Data lines
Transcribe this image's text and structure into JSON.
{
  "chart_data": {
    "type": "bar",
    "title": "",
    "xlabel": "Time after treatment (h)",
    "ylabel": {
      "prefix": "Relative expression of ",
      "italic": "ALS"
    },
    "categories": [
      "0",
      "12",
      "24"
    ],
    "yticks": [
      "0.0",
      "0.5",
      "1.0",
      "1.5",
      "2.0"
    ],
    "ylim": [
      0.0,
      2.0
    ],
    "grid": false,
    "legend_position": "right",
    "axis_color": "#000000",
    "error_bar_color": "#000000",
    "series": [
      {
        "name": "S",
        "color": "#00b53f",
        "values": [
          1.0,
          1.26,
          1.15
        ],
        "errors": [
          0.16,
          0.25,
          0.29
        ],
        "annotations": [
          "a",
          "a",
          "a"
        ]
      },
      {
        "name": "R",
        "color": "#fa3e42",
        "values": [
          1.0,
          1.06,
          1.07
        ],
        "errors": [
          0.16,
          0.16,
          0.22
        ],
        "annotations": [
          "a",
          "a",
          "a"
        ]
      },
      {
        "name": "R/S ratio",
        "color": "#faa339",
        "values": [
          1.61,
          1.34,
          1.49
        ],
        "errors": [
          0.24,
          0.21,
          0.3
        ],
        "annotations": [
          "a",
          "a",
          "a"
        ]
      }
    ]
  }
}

Prompt
Transcribe the records above exactly as they appear.

Result
Transcribe this image's text and structure into JSON.
{
  "chart_data": {
    "type": "bar",
    "title": "",
    "xlabel": "Time after treatment (h)",
    "ylabel": {
      "prefix": "Relative expression of ",
      "italic": "ALS"
    },
    "categories": [
      "0",
      "12",
      "24"
    ],
    "yticks": [
      "0.0",
      "0.5",
      "1.0",
      "1.5",
      "2.0"
    ],
    "ylim": [
      0.0,
      2.0
    ],
    "grid": false,
    "legend_position": "right",
    "axis_color": "#000000",
    "error_bar_color": "#000000",
    "series": [
      {
        "name": "S",
        "color": "#00b53f",
        "values": [
          1.0,
          1.26,
          1.15
        ],
        "errors": [
          0.16,
          0.25,
          0.29
        ],
        "annotations": [
          "a",
          "a",
          "a"
        ]
      },
      {
        "name": "R",
        "color": "#fa3e42",
        "values": [
          1.0,
          1.06,
          1.07
        ],
        "errors": [
          0.16,
          0.16,
          0.22
        ],
        "annotations": [
          "a",
          "a",
          "a"
        ]
      },
      {
        "name": "R/S ratio",
        "color": "#faa339",
        "values": [
          1.61,
          1.34,
          1.49
        ],
        "errors": [
          0.24,
          0.21,
          0.3
        ],
        "annotations": [
          "a",
          "a",
          "a"
        ]
      }
    ]
  }
}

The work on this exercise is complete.